> WRITTEN INSTRUCTION:
Set down each line of the data below exactly as it stands, dropping the pictures.

> EXTRACTED INFORMATION:
= = = =

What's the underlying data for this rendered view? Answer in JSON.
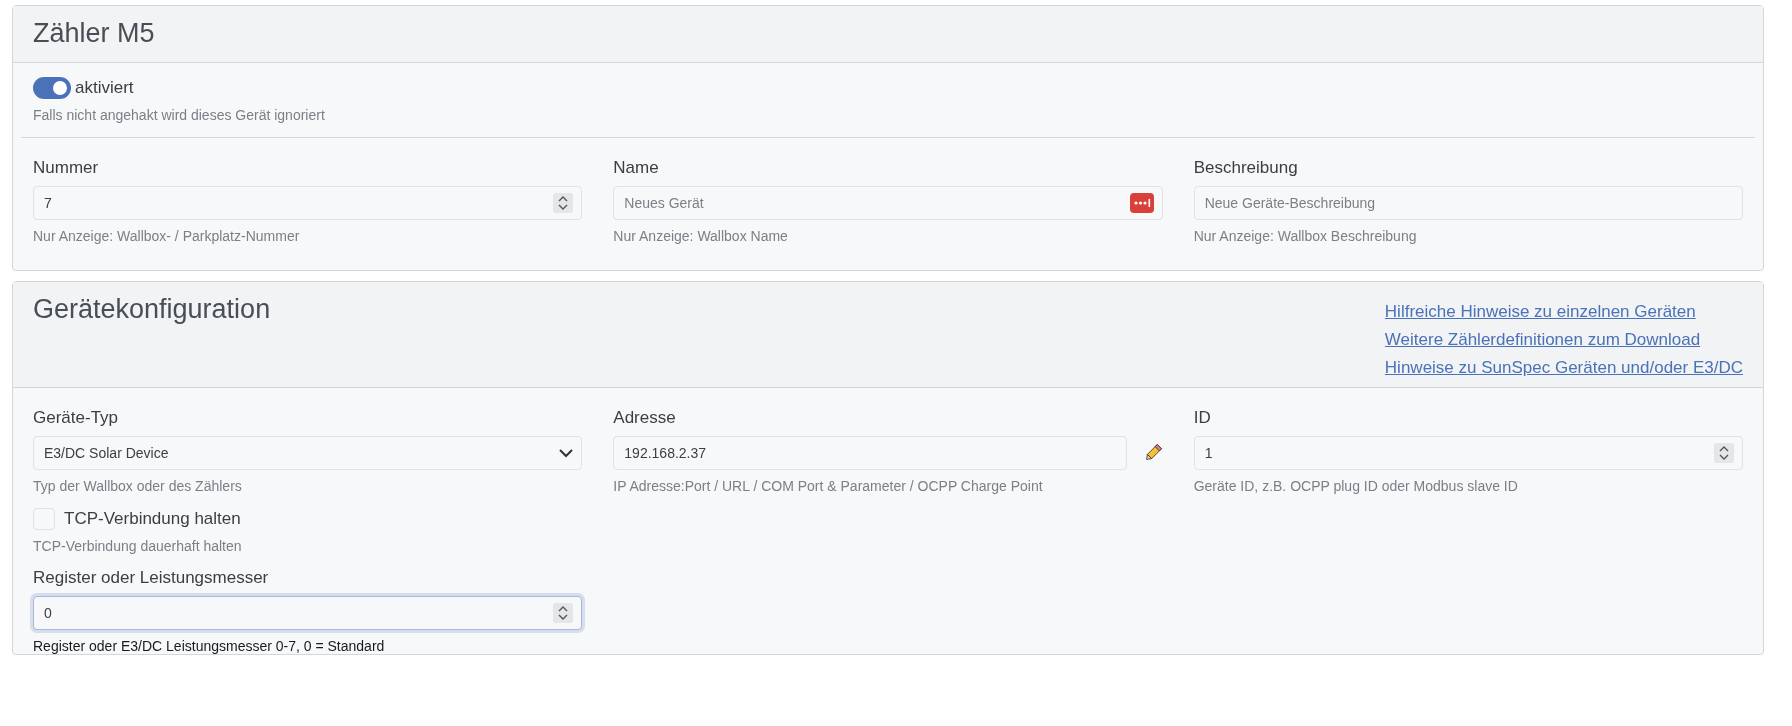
{
  "device_card": {
    "title": "Zähler M5",
    "enable_switch": {
      "label": "aktiviert",
      "on": true,
      "help": "Falls nicht angehakt wird dieses Gerät ignoriert"
    },
    "fields": [
      {
        "kind": "spin",
        "label": "Nummer",
        "value": "7",
        "help": "Nur Anzeige: Wallbox- / Parkplatz-Nummer"
      },
      {
        "kind": "keyfill",
        "label": "Name",
        "placeholder": "Neues Gerät",
        "help": "Nur Anzeige: Wallbox Name"
      },
      {
        "kind": "text",
        "label": "Beschreibung",
        "placeholder": "Neue Geräte-Beschreibung",
        "help": "Nur Anzeige: Wallbox Beschreibung"
      }
    ]
  },
  "config_card": {
    "title": "Gerätekonfiguration",
    "links": [
      "Hilfreiche Hinweise zu einzelnen Geräten",
      "Weitere Zählerdefinitionen zum Download",
      "Hinweise zu SunSpec Geräten und/oder E3/DC"
    ],
    "fields": [
      {
        "kind": "select",
        "label": "Geräte-Typ",
        "value": "E3/DC Solar Device",
        "help": "Typ der Wallbox oder des Zählers"
      },
      {
        "kind": "editable",
        "label": "Adresse",
        "value": "192.168.2.37",
        "help": "IP Adresse:Port / URL / COM Port & Parameter / OCPP Charge Point"
      },
      {
        "kind": "spin",
        "label": "ID",
        "value": "1",
        "help": "Geräte ID, z.B. OCPP plug ID oder Modbus slave ID"
      }
    ],
    "keep_tcp": {
      "label": "TCP-Verbindung halten",
      "checked": false,
      "help": "TCP-Verbindung dauerhaft halten"
    },
    "register": {
      "kind": "spin",
      "label": "Register oder Leistungsmesser",
      "value": "0",
      "focused": true,
      "help": "Register oder E3/DC Leistungsmesser 0-7, 0 = Standard"
    }
  }
}
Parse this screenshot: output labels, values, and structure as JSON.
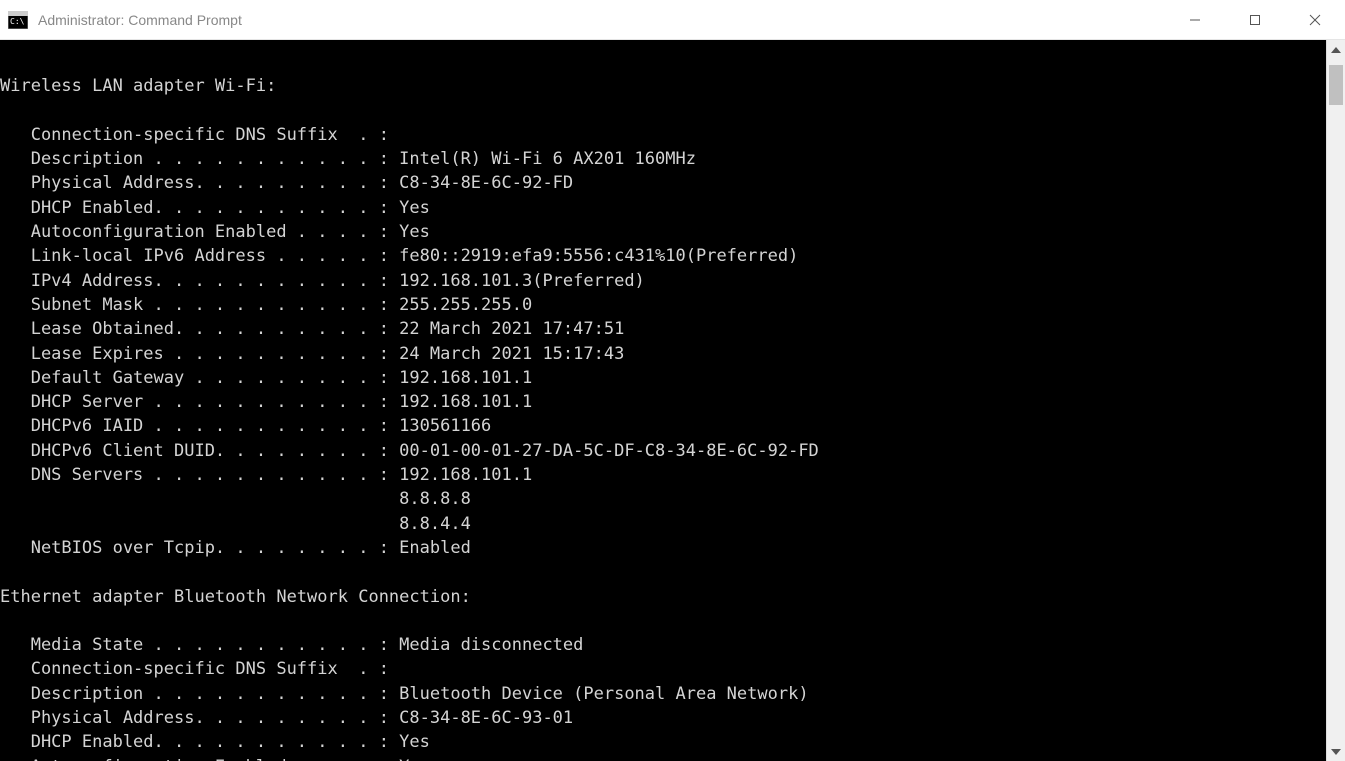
{
  "window": {
    "title": "Administrator: Command Prompt"
  },
  "terminal": {
    "sections": [
      {
        "header": "Wireless LAN adapter Wi-Fi:",
        "lines": [
          {
            "label": "Connection-specific DNS Suffix  .",
            "value": ""
          },
          {
            "label": "Description . . . . . . . . . . .",
            "value": "Intel(R) Wi-Fi 6 AX201 160MHz"
          },
          {
            "label": "Physical Address. . . . . . . . .",
            "value": "C8-34-8E-6C-92-FD"
          },
          {
            "label": "DHCP Enabled. . . . . . . . . . .",
            "value": "Yes"
          },
          {
            "label": "Autoconfiguration Enabled . . . .",
            "value": "Yes"
          },
          {
            "label": "Link-local IPv6 Address . . . . .",
            "value": "fe80::2919:efa9:5556:c431%10(Preferred)"
          },
          {
            "label": "IPv4 Address. . . . . . . . . . .",
            "value": "192.168.101.3(Preferred)"
          },
          {
            "label": "Subnet Mask . . . . . . . . . . .",
            "value": "255.255.255.0"
          },
          {
            "label": "Lease Obtained. . . . . . . . . .",
            "value": "22 March 2021 17:47:51"
          },
          {
            "label": "Lease Expires . . . . . . . . . .",
            "value": "24 March 2021 15:17:43"
          },
          {
            "label": "Default Gateway . . . . . . . . .",
            "value": "192.168.101.1"
          },
          {
            "label": "DHCP Server . . . . . . . . . . .",
            "value": "192.168.101.1"
          },
          {
            "label": "DHCPv6 IAID . . . . . . . . . . .",
            "value": "130561166"
          },
          {
            "label": "DHCPv6 Client DUID. . . . . . . .",
            "value": "00-01-00-01-27-DA-5C-DF-C8-34-8E-6C-92-FD"
          },
          {
            "label": "DNS Servers . . . . . . . . . . .",
            "value": "192.168.101.1"
          },
          {
            "label": "",
            "value": "8.8.8.8",
            "continuation": true
          },
          {
            "label": "",
            "value": "8.8.4.4",
            "continuation": true
          },
          {
            "label": "NetBIOS over Tcpip. . . . . . . .",
            "value": "Enabled"
          }
        ]
      },
      {
        "header": "Ethernet adapter Bluetooth Network Connection:",
        "lines": [
          {
            "label": "Media State . . . . . . . . . . .",
            "value": "Media disconnected"
          },
          {
            "label": "Connection-specific DNS Suffix  .",
            "value": ""
          },
          {
            "label": "Description . . . . . . . . . . .",
            "value": "Bluetooth Device (Personal Area Network)"
          },
          {
            "label": "Physical Address. . . . . . . . .",
            "value": "C8-34-8E-6C-93-01"
          },
          {
            "label": "DHCP Enabled. . . . . . . . . . .",
            "value": "Yes"
          },
          {
            "label": "Autoconfiguration Enabled . . . .",
            "value": "Yes"
          }
        ]
      }
    ],
    "indent": "   ",
    "continuation_pad": "                                       "
  }
}
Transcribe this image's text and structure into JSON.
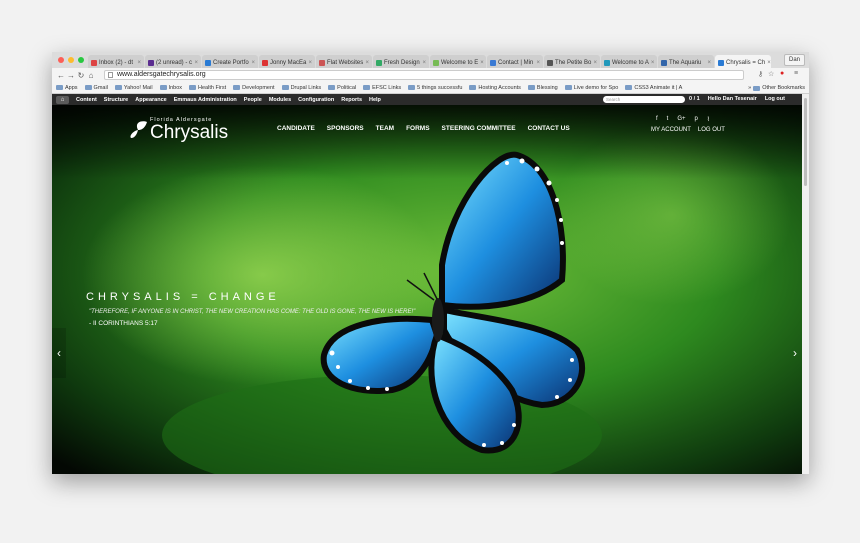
{
  "browser": {
    "tabs": [
      {
        "label": "Inbox (2) - dt",
        "color": "#d44"
      },
      {
        "label": "(2 unread) - c",
        "color": "#5b2d90"
      },
      {
        "label": "Create Portfo",
        "color": "#2a7bd4"
      },
      {
        "label": "Jonny MacEa",
        "color": "#d33"
      },
      {
        "label": "Flat Websites",
        "color": "#c55"
      },
      {
        "label": "Fresh Design",
        "color": "#3a6"
      },
      {
        "label": "Welcome to E",
        "color": "#7b5"
      },
      {
        "label": "Contact | Min",
        "color": "#3a7ad4"
      },
      {
        "label": "The Petite Bo",
        "color": "#555"
      },
      {
        "label": "Welcome to A",
        "color": "#29b"
      },
      {
        "label": "The Aquariu",
        "color": "#36a"
      },
      {
        "label": "Chrysalis = Ch",
        "color": "#2a7bd4",
        "active": true
      }
    ],
    "profile": "Dan",
    "url": "www.aldersgatechrysalis.org",
    "bookmarks": [
      "Apps",
      "Gmail",
      "Yahoo! Mail",
      "Inbox",
      "Health First",
      "Development",
      "Drupal Links",
      "Political",
      "EFSC Links",
      "5 things successfu",
      "Hosting Accounts",
      "Blessing",
      "Live demo for Spo",
      "CSS3 Animate it | A"
    ],
    "bookmarks_more": "»",
    "other_bookmarks": "Other Bookmarks"
  },
  "admin": {
    "menu": [
      "Content",
      "Structure",
      "Appearance",
      "Emmaus Administration",
      "People",
      "Modules",
      "Configuration",
      "Reports",
      "Help"
    ],
    "search_placeholder": "Search",
    "counter": "0 / 1",
    "greeting": "Hello Dan Tesenair",
    "logout": "Log out"
  },
  "site": {
    "logo_sub": "Florida Aldersgate",
    "logo_main": "Chrysalis",
    "nav": [
      "CANDIDATE",
      "SPONSORS",
      "TEAM",
      "FORMS",
      "STEERING COMMITTEE",
      "CONTACT US"
    ],
    "social": [
      "f",
      "t",
      "G+",
      "p",
      "rss"
    ],
    "my_account": "MY ACCOUNT",
    "log_out": "LOG OUT"
  },
  "slide": {
    "title": "CHRYSALIS = CHANGE",
    "quote": "\"THEREFORE, IF ANYONE IS IN CHRIST, THE NEW CREATION HAS COME: THE OLD IS GONE, THE NEW IS HERE!\"",
    "reference": "- II CORINTHIANS 5:17",
    "prev": "‹",
    "next": "›"
  }
}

= = = =

> RESPONSE TO THE TASK:
What's the underlying data for this rendered view? Answer in JSON.
{
  "device_card": {
    "title": "Zähler M5",
    "enable_switch": {
      "label": "aktiviert",
      "on": true,
      "help": "Falls nicht angehakt wird dieses Gerät ignoriert"
    },
    "fields": [
      {
        "kind": "spin",
        "label": "Nummer",
        "value": "7",
        "help": "Nur Anzeige: Wallbox- / Parkplatz-Nummer"
      },
      {
        "kind": "keyfill",
        "label": "Name",
        "placeholder": "Neues Gerät",
        "help": "Nur Anzeige: Wallbox Name"
      },
      {
        "kind": "text",
        "label": "Beschreibung",
        "placeholder": "Neue Geräte-Beschreibung",
        "help": "Nur Anzeige: Wallbox Beschreibung"
      }
    ]
  },
  "config_card": {
    "title": "Gerätekonfiguration",
    "links": [
      "Hilfreiche Hinweise zu einzelnen Geräten",
      "Weitere Zählerdefinitionen zum Download",
      "Hinweise zu SunSpec Geräten und/oder E3/DC"
    ],
    "fields": [
      {
        "kind": "select",
        "label": "Geräte-Typ",
        "value": "E3/DC Solar Device",
        "help": "Typ der Wallbox oder des Zählers"
      },
      {
        "kind": "editable",
        "label": "Adresse",
        "value": "192.168.2.37",
        "help": "IP Adresse:Port / URL / COM Port & Parameter / OCPP Charge Point"
      },
      {
        "kind": "spin",
        "label": "ID",
        "value": "1",
        "help": "Geräte ID, z.B. OCPP plug ID oder Modbus slave ID"
      }
    ],
    "keep_tcp": {
      "label": "TCP-Verbindung halten",
      "checked": false,
      "help": "TCP-Verbindung dauerhaft halten"
    },
    "register": {
      "kind": "spin",
      "label": "Register oder Leistungsmesser",
      "value": "0",
      "focused": true,
      "help": "Register oder E3/DC Leistungsmesser 0-7, 0 = Standard"
    }
  }
}
Parse this screenshot: output labels, values, and structure as JSON.
{
  "window": {
    "title": "Administrator: Command Prompt"
  },
  "terminal": {
    "sections": [
      {
        "header": "Wireless LAN adapter Wi-Fi:",
        "lines": [
          {
            "label": "Connection-specific DNS Suffix  .",
            "value": ""
          },
          {
            "label": "Description . . . . . . . . . . .",
            "value": "Intel(R) Wi-Fi 6 AX201 160MHz"
          },
          {
            "label": "Physical Address. . . . . . . . .",
            "value": "C8-34-8E-6C-92-FD"
          },
          {
            "label": "DHCP Enabled. . . . . . . . . . .",
            "value": "Yes"
          },
          {
            "label": "Autoconfiguration Enabled . . . .",
            "value": "Yes"
          },
          {
            "label": "Link-local IPv6 Address . . . . .",
            "value": "fe80::2919:efa9:5556:c431%10(Preferred)"
          },
          {
            "label": "IPv4 Address. . . . . . . . . . .",
            "value": "192.168.101.3(Preferred)"
          },
          {
            "label": "Subnet Mask . . . . . . . . . . .",
            "value": "255.255.255.0"
          },
          {
            "label": "Lease Obtained. . . . . . . . . .",
            "value": "22 March 2021 17:47:51"
          },
          {
            "label": "Lease Expires . . . . . . . . . .",
            "value": "24 March 2021 15:17:43"
          },
          {
            "label": "Default Gateway . . . . . . . . .",
            "value": "192.168.101.1"
          },
          {
            "label": "DHCP Server . . . . . . . . . . .",
            "value": "192.168.101.1"
          },
          {
            "label": "DHCPv6 IAID . . . . . . . . . . .",
            "value": "130561166"
          },
          {
            "label": "DHCPv6 Client DUID. . . . . . . .",
            "value": "00-01-00-01-27-DA-5C-DF-C8-34-8E-6C-92-FD"
          },
          {
            "label": "DNS Servers . . . . . . . . . . .",
            "value": "192.168.101.1"
          },
          {
            "label": "",
            "value": "8.8.8.8",
            "continuation": true
          },
          {
            "label": "",
            "value": "8.8.4.4",
            "continuation": true
          },
          {
            "label": "NetBIOS over Tcpip. . . . . . . .",
            "value": "Enabled"
          }
        ]
      },
      {
        "header": "Ethernet adapter Bluetooth Network Connection:",
        "lines": [
          {
            "label": "Media State . . . . . . . . . . .",
            "value": "Media disconnected"
          },
          {
            "label": "Connection-specific DNS Suffix  .",
            "value": ""
          },
          {
            "label": "Description . . . . . . . . . . .",
            "value": "Bluetooth Device (Personal Area Network)"
          },
          {
            "label": "Physical Address. . . . . . . . .",
            "value": "C8-34-8E-6C-93-01"
          },
          {
            "label": "DHCP Enabled. . . . . . . . . . .",
            "value": "Yes"
          },
          {
            "label": "Autoconfiguration Enabled . . . .",
            "value": "Yes"
          }
        ]
      }
    ],
    "indent": "   ",
    "continuation_pad": "                                       "
  }
}
Transcribe this image's text and structure into JSON.
{
  "browser": {
    "tabs": [
      {
        "label": "Inbox (2) - dt",
        "color": "#d44"
      },
      {
        "label": "(2 unread) - c",
        "color": "#5b2d90"
      },
      {
        "label": "Create Portfo",
        "color": "#2a7bd4"
      },
      {
        "label": "Jonny MacEa",
        "color": "#d33"
      },
      {
        "label": "Flat Websites",
        "color": "#c55"
      },
      {
        "label": "Fresh Design",
        "color": "#3a6"
      },
      {
        "label": "Welcome to E",
        "color": "#7b5"
      },
      {
        "label": "Contact | Min",
        "color": "#3a7ad4"
      },
      {
        "label": "The Petite Bo",
        "color": "#555"
      },
      {
        "label": "Welcome to A",
        "color": "#29b"
      },
      {
        "label": "The Aquariu",
        "color": "#36a"
      },
      {
        "label": "Chrysalis = Ch",
        "color": "#2a7bd4",
        "active": true
      }
    ],
    "profile": "Dan",
    "url": "www.aldersgatechrysalis.org",
    "bookmarks": [
      "Apps",
      "Gmail",
      "Yahoo! Mail",
      "Inbox",
      "Health First",
      "Development",
      "Drupal Links",
      "Political",
      "EFSC Links",
      "5 things successfu",
      "Hosting Accounts",
      "Blessing",
      "Live demo for Spo",
      "CSS3 Animate it | A"
    ],
    "bookmarks_more": "»",
    "other_bookmarks": "Other Bookmarks"
  },
  "admin": {
    "menu": [
      "Content",
      "Structure",
      "Appearance",
      "Emmaus Administration",
      "People",
      "Modules",
      "Configuration",
      "Reports",
      "Help"
    ],
    "search_placeholder": "Search",
    "counter": "0 / 1",
    "greeting": "Hello Dan Tesenair",
    "logout": "Log out"
  },
  "site": {
    "logo_sub": "Florida Aldersgate",
    "logo_main": "Chrysalis",
    "nav": [
      "CANDIDATE",
      "SPONSORS",
      "TEAM",
      "FORMS",
      "STEERING COMMITTEE",
      "CONTACT US"
    ],
    "social": [
      "f",
      "t",
      "G+",
      "p",
      "rss"
    ],
    "my_account": "MY ACCOUNT",
    "log_out": "LOG OUT"
  },
  "slide": {
    "title": "CHRYSALIS = CHANGE",
    "quote": "\"THEREFORE, IF ANYONE IS IN CHRIST, THE NEW CREATION HAS COME: THE OLD IS GONE, THE NEW IS HERE!\"",
    "reference": "- II CORINTHIANS 5:17",
    "prev": "‹",
    "next": "›"
  }
}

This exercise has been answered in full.